**PROBLEM STATEMENT**
Put every line of the listing below into a Markdown table with two columns, Row and Line. Row holds the row number and Line holds the line itself, and blank lines are left out.

**GIVEN RECORDS**
"""

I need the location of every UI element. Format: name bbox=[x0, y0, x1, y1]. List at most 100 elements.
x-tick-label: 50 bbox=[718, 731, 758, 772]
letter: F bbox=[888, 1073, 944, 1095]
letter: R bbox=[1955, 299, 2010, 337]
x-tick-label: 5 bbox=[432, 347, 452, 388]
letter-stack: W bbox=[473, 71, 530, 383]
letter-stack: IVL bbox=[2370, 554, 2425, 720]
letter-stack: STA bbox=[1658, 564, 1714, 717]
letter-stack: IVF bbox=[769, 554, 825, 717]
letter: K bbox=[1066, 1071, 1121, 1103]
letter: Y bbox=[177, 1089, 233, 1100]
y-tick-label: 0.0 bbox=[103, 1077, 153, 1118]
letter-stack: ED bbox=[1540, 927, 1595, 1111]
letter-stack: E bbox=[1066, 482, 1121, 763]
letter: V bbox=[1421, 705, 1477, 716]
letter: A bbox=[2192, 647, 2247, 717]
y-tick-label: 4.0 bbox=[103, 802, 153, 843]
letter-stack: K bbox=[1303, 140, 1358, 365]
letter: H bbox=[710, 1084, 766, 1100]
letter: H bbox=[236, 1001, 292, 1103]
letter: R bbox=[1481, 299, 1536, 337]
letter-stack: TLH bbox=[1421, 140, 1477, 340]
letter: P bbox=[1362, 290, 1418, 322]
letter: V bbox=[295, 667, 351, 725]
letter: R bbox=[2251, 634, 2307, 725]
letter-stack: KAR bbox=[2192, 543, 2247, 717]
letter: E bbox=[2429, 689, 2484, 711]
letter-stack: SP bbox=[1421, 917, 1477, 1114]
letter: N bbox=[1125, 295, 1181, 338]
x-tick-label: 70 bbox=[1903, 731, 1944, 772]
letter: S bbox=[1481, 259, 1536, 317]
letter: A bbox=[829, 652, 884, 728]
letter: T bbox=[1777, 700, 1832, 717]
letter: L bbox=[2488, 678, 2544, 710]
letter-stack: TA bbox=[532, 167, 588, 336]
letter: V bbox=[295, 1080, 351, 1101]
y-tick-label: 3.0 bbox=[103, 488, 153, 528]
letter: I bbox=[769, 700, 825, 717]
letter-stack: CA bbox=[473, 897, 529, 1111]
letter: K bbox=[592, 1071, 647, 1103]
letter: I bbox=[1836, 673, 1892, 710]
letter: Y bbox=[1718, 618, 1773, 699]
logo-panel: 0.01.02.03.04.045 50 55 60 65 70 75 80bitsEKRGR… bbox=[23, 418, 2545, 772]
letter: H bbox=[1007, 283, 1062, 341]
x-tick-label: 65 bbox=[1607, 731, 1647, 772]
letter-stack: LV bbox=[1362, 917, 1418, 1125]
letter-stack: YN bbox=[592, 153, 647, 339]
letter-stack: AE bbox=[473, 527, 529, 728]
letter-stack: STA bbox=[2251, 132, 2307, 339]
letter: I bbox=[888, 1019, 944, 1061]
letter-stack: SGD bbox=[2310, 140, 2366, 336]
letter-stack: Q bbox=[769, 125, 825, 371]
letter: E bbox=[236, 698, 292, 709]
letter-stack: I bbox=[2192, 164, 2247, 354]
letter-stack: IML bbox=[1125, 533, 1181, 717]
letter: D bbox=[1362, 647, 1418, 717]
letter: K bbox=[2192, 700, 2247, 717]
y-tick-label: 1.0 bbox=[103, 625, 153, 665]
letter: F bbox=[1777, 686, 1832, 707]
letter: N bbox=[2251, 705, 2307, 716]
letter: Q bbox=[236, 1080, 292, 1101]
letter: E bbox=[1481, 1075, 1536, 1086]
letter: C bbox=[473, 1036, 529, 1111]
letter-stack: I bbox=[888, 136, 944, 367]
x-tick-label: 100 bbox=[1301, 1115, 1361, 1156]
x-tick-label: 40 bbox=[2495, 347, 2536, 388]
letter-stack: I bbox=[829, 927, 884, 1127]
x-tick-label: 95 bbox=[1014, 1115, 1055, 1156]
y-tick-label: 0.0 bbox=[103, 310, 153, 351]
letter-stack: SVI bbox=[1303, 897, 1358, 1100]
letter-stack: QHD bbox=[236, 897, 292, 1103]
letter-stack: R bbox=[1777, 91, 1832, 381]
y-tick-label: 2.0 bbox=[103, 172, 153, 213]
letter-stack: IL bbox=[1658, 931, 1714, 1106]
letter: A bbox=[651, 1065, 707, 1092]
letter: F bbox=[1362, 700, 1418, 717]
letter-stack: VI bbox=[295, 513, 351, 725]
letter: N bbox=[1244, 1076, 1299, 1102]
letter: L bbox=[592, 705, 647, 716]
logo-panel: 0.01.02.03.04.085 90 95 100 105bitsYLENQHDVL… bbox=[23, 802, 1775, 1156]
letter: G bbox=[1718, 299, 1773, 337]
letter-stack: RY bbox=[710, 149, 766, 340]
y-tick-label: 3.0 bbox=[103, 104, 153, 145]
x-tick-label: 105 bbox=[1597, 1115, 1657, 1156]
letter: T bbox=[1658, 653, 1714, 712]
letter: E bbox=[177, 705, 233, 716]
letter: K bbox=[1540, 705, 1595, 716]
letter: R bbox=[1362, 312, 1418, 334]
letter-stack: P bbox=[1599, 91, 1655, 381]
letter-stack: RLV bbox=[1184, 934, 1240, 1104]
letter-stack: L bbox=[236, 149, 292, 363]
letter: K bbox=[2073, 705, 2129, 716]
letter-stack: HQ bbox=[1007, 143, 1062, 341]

"""

**EXERCISE RESULT**
| Row | Line |
|---|---|
| 1 | I need the location of every UI element. Format: name bbox=[x0, y0, x1, y1]. List at most 100 elements. |
| 2 | x-tick-label: 50 bbox=[718, 731, 758, 772] |
| 3 | letter: F bbox=[888, 1073, 944, 1095] |
| 4 | letter: R bbox=[1955, 299, 2010, 337] |
| 5 | x-tick-label: 5 bbox=[432, 347, 452, 388] |
| 6 | letter-stack: W bbox=[473, 71, 530, 383] |
| 7 | letter-stack: IVL bbox=[2370, 554, 2425, 720] |
| 8 | letter-stack: STA bbox=[1658, 564, 1714, 717] |
| 9 | letter-stack: IVF bbox=[769, 554, 825, 717] |
| 10 | letter: K bbox=[1066, 1071, 1121, 1103] |
| 11 | letter: Y bbox=[177, 1089, 233, 1100] |
| 12 | y-tick-label: 0.0 bbox=[103, 1077, 153, 1118] |
| 13 | letter-stack: ED bbox=[1540, 927, 1595, 1111] |
| 14 | letter-stack: E bbox=[1066, 482, 1121, 763] |
| 15 | letter: V bbox=[1421, 705, 1477, 716] |
| 16 | letter: A bbox=[2192, 647, 2247, 717] |
| 17 | y-tick-label: 4.0 bbox=[103, 802, 153, 843] |
| 18 | letter-stack: K bbox=[1303, 140, 1358, 365] |
| 19 | letter: H bbox=[710, 1084, 766, 1100] |
| 20 | letter: H bbox=[236, 1001, 292, 1103] |
| 21 | letter: R bbox=[1481, 299, 1536, 337] |
| 22 | letter-stack: TLH bbox=[1421, 140, 1477, 340] |
| 23 | letter: P bbox=[1362, 290, 1418, 322] |
| 24 | letter: V bbox=[295, 667, 351, 725] |
| 25 | letter: R bbox=[2251, 634, 2307, 725] |
| 26 | letter-stack: KAR bbox=[2192, 543, 2247, 717] |
| 27 | letter: E bbox=[2429, 689, 2484, 711] |
| 28 | letter-stack: SP bbox=[1421, 917, 1477, 1114] |
| 29 | letter: N bbox=[1125, 295, 1181, 338] |
| 30 | x-tick-label: 70 bbox=[1903, 731, 1944, 772] |
| 31 | letter: S bbox=[1481, 259, 1536, 317] |
| 32 | letter: A bbox=[829, 652, 884, 728] |
| 33 | letter: T bbox=[1777, 700, 1832, 717] |
| 34 | letter: L bbox=[2488, 678, 2544, 710] |
| 35 | letter-stack: TA bbox=[532, 167, 588, 336] |
| 36 | letter: V bbox=[295, 1080, 351, 1101] |
| 37 | y-tick-label: 3.0 bbox=[103, 488, 153, 528] |
| 38 | letter: I bbox=[769, 700, 825, 717] |
| 39 | letter-stack: CA bbox=[473, 897, 529, 1111] |
| 40 | letter: K bbox=[592, 1071, 647, 1103] |
| 41 | letter: I bbox=[1836, 673, 1892, 710] |
| 42 | letter: Y bbox=[1718, 618, 1773, 699] |
| 43 | logo-panel: 0.01.02.03.04.045 50 55 60 65 70 75 80bitsEKRGR… bbox=[23, 418, 2545, 772] |
| 44 | letter: H bbox=[1007, 283, 1062, 341] |
| 45 | x-tick-label: 65 bbox=[1607, 731, 1647, 772] |
| 46 | letter-stack: LV bbox=[1362, 917, 1418, 1125] |
| 47 | letter-stack: YN bbox=[592, 153, 647, 339] |
| 48 | letter-stack: AE bbox=[473, 527, 529, 728] |
| 49 | letter-stack: STA bbox=[2251, 132, 2307, 339] |
| 50 | letter: I bbox=[888, 1019, 944, 1061] |
| 51 | letter-stack: SGD bbox=[2310, 140, 2366, 336] |
| 52 | letter-stack: Q bbox=[769, 125, 825, 371] |
| 53 | letter: E bbox=[236, 698, 292, 709] |
| 54 | letter-stack: I bbox=[2192, 164, 2247, 354] |
| 55 | letter-stack: IML bbox=[1125, 533, 1181, 717] |
| 56 | letter: D bbox=[1362, 647, 1418, 717] |
| 57 | letter: K bbox=[2192, 700, 2247, 717] |
| 58 | y-tick-label: 1.0 bbox=[103, 625, 153, 665] |
| 59 | letter: F bbox=[1777, 686, 1832, 707] |
| 60 | letter: N bbox=[2251, 705, 2307, 716] |
| 61 | letter: Q bbox=[236, 1080, 292, 1101] |
| 62 | letter: E bbox=[1481, 1075, 1536, 1086] |
| 63 | letter: C bbox=[473, 1036, 529, 1111] |
| 64 | letter-stack: I bbox=[888, 136, 944, 367] |
| 65 | x-tick-label: 100 bbox=[1301, 1115, 1361, 1156] |
| 66 | x-tick-label: 40 bbox=[2495, 347, 2536, 388] |
| 67 | letter-stack: I bbox=[829, 927, 884, 1127] |
| 68 | x-tick-label: 95 bbox=[1014, 1115, 1055, 1156] |
| 69 | y-tick-label: 0.0 bbox=[103, 310, 153, 351] |
| 70 | letter-stack: SVI bbox=[1303, 897, 1358, 1100] |
| 71 | letter-stack: QHD bbox=[236, 897, 292, 1103] |
| 72 | letter-stack: R bbox=[1777, 91, 1832, 381] |
| 73 | y-tick-label: 2.0 bbox=[103, 172, 153, 213] |
| 74 | letter-stack: IL bbox=[1658, 931, 1714, 1106] |
| 75 | letter: A bbox=[651, 1065, 707, 1092] |
| 76 | letter: F bbox=[1362, 700, 1418, 717] |
| 77 | letter-stack: VI bbox=[295, 513, 351, 725] |
| 78 | letter: N bbox=[1244, 1076, 1299, 1102] |
| 79 | letter: L bbox=[592, 705, 647, 716] |
| 80 | logo-panel: 0.01.02.03.04.085 90 95 100 105bitsYLENQHDVL… bbox=[23, 802, 1775, 1156] |
| 81 | letter: G bbox=[1718, 299, 1773, 337] |
| 82 | letter-stack: RY bbox=[710, 149, 766, 340] |
| 83 | y-tick-label: 3.0 bbox=[103, 104, 153, 145] |
| 84 | x-tick-label: 105 bbox=[1597, 1115, 1657, 1156] |
| 85 | letter: T bbox=[1658, 653, 1714, 712] |
| 86 | letter: E bbox=[177, 705, 233, 716] |
| 87 | letter: K bbox=[1540, 705, 1595, 716] |
| 88 | letter: R bbox=[1362, 312, 1418, 334] |
| 89 | letter-stack: P bbox=[1599, 91, 1655, 381] |
| 90 | letter-stack: RLV bbox=[1184, 934, 1240, 1104] |
| 91 | letter-stack: L bbox=[236, 149, 292, 363] |
| 92 | letter: K bbox=[2073, 705, 2129, 716] |
| 93 | letter-stack: HQ bbox=[1007, 143, 1062, 341] |